Excerpt from a dataset
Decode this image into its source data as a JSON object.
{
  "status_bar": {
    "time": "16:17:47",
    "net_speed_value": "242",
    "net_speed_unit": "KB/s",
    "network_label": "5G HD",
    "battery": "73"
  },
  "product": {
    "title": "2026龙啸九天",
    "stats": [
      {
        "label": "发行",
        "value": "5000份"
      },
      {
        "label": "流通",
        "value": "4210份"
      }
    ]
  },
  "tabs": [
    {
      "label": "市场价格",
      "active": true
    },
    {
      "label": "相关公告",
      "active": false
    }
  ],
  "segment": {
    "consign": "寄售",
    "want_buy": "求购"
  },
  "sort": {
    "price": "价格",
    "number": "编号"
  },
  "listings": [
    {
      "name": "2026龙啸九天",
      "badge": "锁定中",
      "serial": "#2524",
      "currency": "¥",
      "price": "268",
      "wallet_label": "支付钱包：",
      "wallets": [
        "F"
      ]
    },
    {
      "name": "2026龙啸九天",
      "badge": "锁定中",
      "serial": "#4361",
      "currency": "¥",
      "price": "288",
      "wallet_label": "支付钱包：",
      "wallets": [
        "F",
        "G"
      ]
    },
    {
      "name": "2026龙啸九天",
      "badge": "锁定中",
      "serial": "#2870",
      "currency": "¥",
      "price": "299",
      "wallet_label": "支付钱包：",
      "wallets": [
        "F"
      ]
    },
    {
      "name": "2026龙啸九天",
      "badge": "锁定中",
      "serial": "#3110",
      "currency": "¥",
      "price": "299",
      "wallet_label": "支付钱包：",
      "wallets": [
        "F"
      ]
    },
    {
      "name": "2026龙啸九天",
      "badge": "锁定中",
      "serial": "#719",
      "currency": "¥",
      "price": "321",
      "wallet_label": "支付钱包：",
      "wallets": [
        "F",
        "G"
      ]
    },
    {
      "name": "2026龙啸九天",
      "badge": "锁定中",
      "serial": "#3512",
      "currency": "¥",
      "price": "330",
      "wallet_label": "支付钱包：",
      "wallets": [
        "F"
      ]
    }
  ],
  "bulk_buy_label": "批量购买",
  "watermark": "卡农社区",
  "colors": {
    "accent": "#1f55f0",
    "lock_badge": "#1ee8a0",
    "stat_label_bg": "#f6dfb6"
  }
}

---

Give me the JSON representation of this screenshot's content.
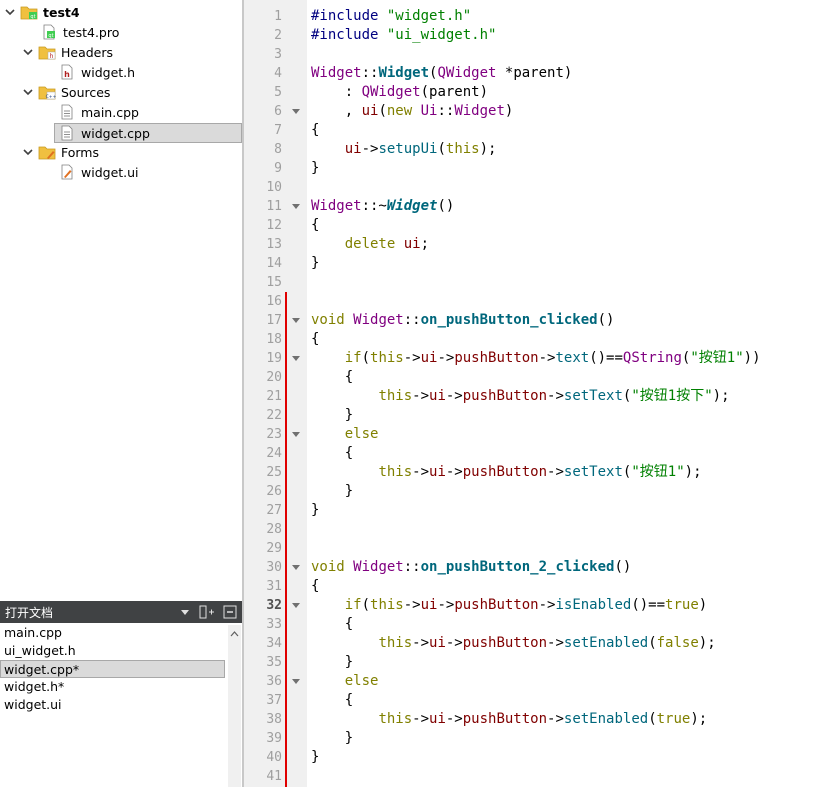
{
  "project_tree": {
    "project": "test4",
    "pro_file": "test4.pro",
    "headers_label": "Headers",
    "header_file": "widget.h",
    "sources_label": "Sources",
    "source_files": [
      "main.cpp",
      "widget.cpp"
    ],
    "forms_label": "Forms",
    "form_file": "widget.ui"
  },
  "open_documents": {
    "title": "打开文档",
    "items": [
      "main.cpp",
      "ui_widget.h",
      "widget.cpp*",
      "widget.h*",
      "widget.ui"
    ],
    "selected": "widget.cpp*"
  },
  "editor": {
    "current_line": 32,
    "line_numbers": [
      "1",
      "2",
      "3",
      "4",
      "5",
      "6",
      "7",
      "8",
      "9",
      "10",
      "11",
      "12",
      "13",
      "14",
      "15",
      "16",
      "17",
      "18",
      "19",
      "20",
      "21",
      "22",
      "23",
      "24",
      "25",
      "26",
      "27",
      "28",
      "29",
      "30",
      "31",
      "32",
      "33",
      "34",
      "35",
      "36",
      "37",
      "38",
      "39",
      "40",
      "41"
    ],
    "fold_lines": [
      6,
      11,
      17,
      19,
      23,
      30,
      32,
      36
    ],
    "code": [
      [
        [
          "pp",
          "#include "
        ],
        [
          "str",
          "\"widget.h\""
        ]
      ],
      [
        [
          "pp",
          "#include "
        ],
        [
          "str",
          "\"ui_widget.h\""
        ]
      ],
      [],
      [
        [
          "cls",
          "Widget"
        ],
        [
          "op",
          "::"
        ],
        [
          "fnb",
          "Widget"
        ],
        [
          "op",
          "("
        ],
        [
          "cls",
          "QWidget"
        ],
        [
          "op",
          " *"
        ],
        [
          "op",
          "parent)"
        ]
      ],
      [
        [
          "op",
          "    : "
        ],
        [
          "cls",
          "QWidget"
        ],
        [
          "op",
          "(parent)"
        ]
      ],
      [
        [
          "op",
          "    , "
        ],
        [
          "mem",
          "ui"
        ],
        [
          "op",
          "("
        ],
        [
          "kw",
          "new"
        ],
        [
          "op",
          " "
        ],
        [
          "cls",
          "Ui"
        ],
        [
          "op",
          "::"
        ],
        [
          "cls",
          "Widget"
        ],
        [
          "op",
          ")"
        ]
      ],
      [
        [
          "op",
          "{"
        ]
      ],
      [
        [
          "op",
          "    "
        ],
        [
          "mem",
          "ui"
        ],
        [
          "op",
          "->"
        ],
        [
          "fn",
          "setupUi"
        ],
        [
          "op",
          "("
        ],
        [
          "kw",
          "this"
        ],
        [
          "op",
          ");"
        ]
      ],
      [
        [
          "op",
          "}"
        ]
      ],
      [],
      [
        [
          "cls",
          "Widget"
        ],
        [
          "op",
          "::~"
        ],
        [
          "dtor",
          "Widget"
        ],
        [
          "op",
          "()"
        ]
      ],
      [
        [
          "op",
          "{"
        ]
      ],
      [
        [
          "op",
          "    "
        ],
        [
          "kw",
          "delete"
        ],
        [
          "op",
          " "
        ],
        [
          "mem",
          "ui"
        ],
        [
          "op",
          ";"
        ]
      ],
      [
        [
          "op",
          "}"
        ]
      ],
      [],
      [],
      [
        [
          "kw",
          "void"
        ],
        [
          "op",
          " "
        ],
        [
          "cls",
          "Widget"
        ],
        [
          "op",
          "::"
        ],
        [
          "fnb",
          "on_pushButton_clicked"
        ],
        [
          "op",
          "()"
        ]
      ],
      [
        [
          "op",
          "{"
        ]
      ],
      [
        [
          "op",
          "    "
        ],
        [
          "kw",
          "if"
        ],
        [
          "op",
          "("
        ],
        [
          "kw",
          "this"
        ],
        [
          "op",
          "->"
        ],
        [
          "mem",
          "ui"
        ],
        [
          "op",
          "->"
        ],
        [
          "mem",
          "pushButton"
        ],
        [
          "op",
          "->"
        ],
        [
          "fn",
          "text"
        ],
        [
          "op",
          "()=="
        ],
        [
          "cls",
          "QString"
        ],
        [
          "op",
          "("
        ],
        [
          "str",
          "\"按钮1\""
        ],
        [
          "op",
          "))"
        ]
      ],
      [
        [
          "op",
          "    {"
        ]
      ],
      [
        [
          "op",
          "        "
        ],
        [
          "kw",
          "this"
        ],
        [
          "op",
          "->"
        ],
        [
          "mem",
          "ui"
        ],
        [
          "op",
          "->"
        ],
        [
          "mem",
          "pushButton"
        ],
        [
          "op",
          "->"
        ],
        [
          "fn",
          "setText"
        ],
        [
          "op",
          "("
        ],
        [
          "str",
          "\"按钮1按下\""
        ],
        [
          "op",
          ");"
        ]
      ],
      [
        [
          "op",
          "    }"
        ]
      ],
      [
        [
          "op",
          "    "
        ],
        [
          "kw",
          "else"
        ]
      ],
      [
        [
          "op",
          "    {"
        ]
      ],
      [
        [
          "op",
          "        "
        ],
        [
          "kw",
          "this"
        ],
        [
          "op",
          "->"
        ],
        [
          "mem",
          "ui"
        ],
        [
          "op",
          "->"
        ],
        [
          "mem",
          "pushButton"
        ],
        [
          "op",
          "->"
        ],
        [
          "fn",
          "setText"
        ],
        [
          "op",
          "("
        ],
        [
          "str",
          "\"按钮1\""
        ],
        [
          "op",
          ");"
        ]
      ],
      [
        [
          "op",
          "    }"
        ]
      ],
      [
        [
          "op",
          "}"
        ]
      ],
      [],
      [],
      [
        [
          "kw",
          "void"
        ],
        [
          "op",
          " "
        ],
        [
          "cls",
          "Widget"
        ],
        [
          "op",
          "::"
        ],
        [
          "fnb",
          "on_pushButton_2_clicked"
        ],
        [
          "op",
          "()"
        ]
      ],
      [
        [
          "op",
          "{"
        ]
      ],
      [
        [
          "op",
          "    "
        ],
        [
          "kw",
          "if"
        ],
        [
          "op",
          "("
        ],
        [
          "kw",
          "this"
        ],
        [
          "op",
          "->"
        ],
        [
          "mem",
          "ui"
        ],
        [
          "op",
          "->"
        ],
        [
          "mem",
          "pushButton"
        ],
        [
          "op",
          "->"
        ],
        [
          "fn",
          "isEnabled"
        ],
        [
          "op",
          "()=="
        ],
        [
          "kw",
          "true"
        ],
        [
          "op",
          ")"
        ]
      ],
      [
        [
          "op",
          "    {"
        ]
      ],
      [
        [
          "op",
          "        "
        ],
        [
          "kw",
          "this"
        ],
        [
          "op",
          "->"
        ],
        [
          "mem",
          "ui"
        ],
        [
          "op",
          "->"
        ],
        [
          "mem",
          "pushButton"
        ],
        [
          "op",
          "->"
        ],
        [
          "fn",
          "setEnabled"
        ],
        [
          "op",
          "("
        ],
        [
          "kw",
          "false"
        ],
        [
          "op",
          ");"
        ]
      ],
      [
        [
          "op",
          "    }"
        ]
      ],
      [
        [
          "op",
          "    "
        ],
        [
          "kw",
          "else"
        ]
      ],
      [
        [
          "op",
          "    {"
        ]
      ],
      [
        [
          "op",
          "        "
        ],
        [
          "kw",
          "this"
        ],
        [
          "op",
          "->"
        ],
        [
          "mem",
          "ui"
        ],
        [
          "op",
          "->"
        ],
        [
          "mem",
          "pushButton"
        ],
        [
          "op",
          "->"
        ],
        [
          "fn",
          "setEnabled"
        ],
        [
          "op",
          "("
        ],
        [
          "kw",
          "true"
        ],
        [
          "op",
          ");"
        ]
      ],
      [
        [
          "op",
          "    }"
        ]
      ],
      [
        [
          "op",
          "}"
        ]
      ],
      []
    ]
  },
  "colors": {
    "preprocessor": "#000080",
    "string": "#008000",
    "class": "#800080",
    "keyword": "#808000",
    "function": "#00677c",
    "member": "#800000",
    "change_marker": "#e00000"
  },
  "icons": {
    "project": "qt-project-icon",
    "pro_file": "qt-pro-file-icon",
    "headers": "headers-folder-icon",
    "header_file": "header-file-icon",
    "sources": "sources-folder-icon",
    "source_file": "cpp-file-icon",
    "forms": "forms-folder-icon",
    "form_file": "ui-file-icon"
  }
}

▶ [Problem to solve]
Extract each line from the entries above that contains the string "price".

▶ [Task solution]
    "price": "价格",
      "price": "268",
      "price": "288",
      "price": "299",
      "price": "299",
      "price": "321",
      "price": "330",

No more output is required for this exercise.